* **Work required**:
Set down, word for word, the portion of the Assura REIT conversion report between "The timing of" and "ended 31 March.", inclusive.

---- Passage given

Assura Group, the listed specialist healthcare property investor, has kicked off its REIT conversion campaign today which is expected to be completed by this autumn, in a strategy designed to open up its listed stock to a wider universe of potential investors.
The timing of the conversion is intended to benefit from the Royal Assent of the Finance Act 2012, which comes into effect from July, which will scrap the 2% conversion – based on property valuation at time of conversion.
This will save Assura £11m, based on the main market listed property company’s current £549.2m property valuation, at today’s preliminary results for the year ended 31 March.
Graham Roberts, chief executive at Assura, said: “Conversion to REIT status is neutral to the major institutions that already invest in us, but will attract interest of those specialist REIT funds that invest only in real estate companies.
“Our conversion will make us particularly attractive to another group of investors.”

--------
---- Material provided

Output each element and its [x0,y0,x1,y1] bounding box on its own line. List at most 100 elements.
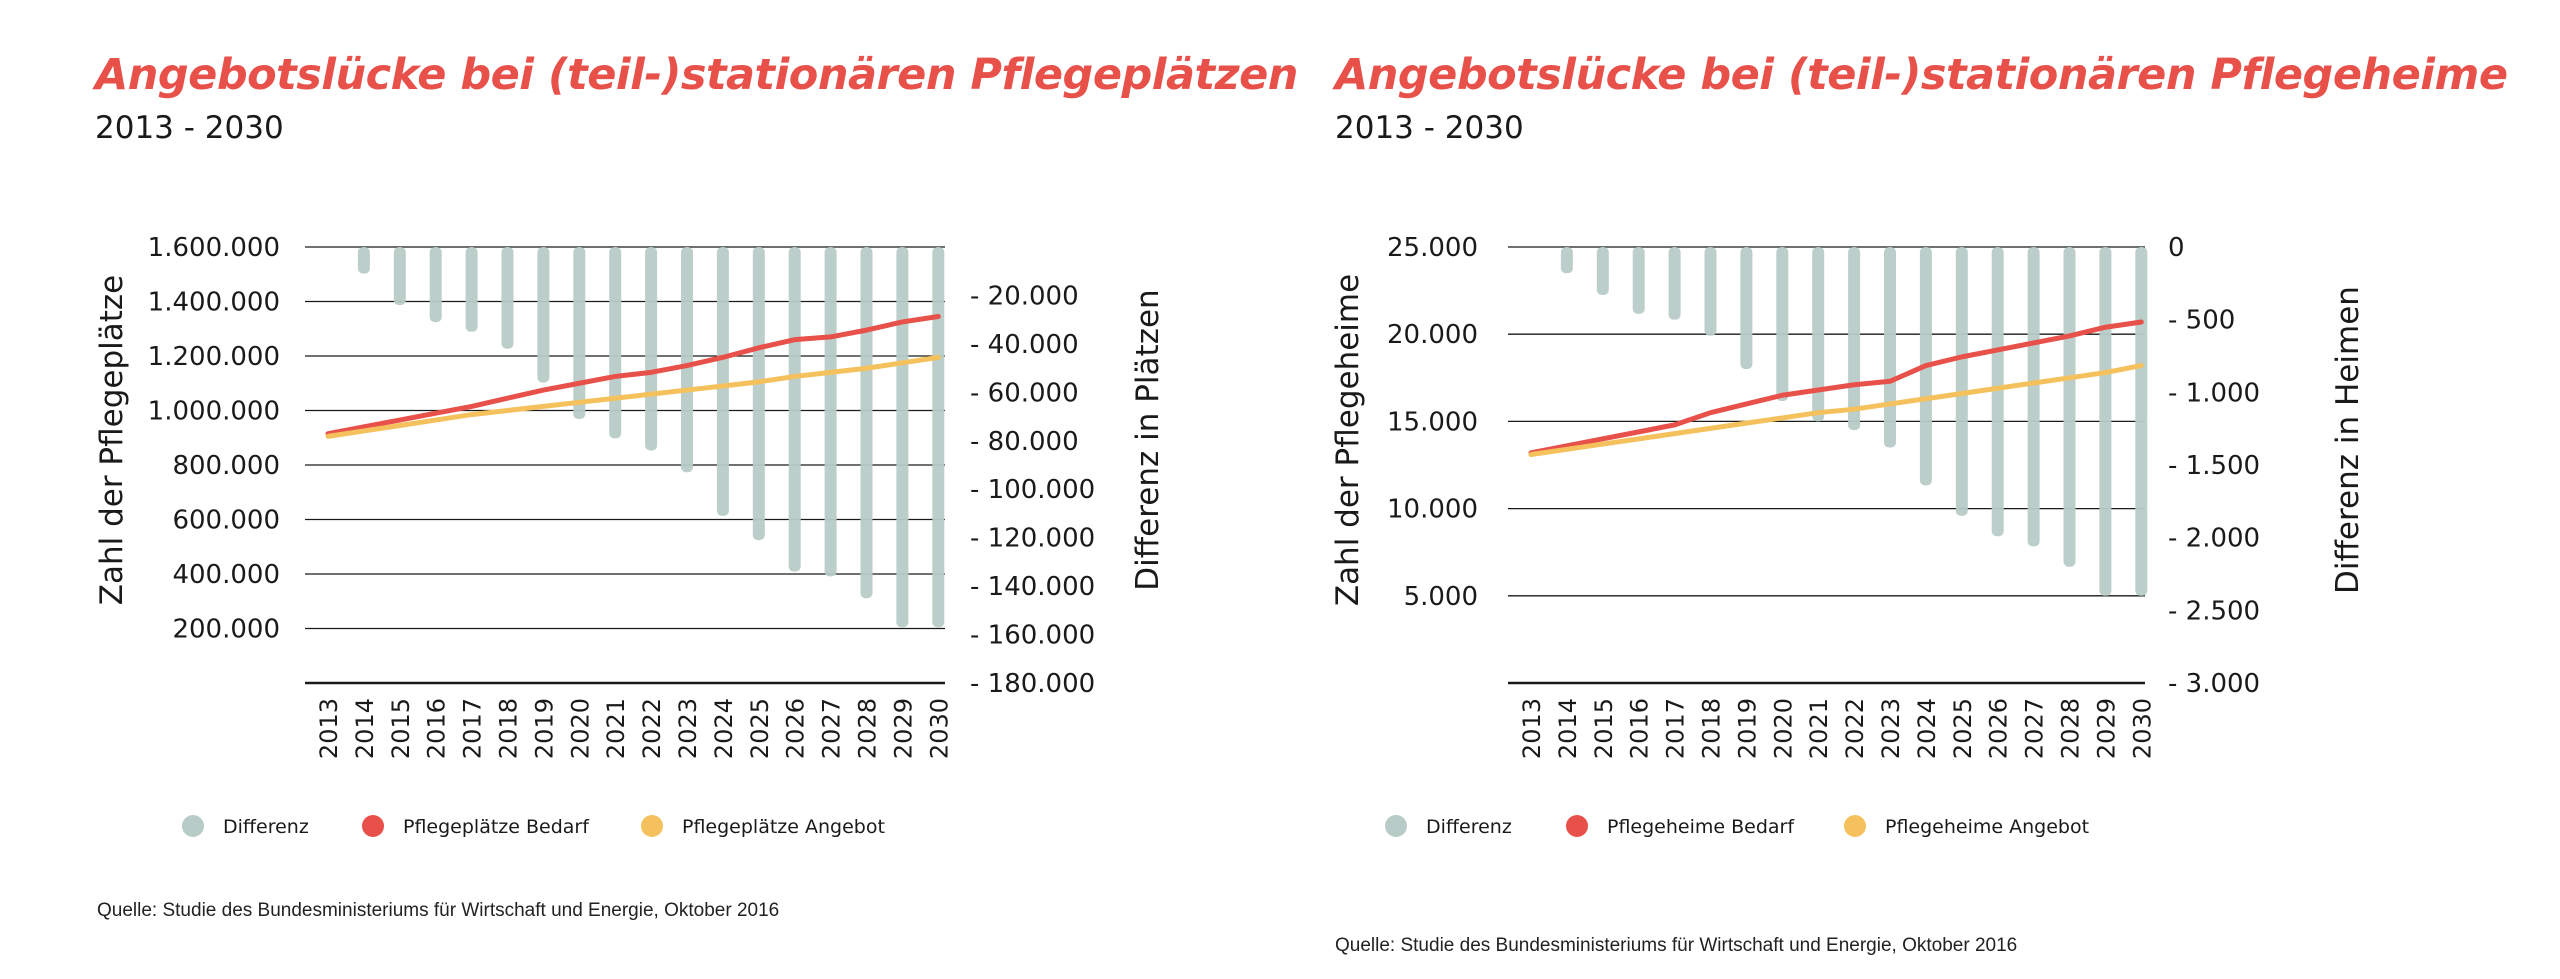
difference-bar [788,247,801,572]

--------

* **Solved problem**:
The timing of the conversion is intended to benefit from the Royal Assent of the Finance Act 2012, which comes into effect from July, which will scrap the 2% conversion – based on property valuation at time of conversion.
This will save Assura £11m, based on the main market listed property company’s current £549.2m property valuation, at today’s preliminary results for the year ended 31 March.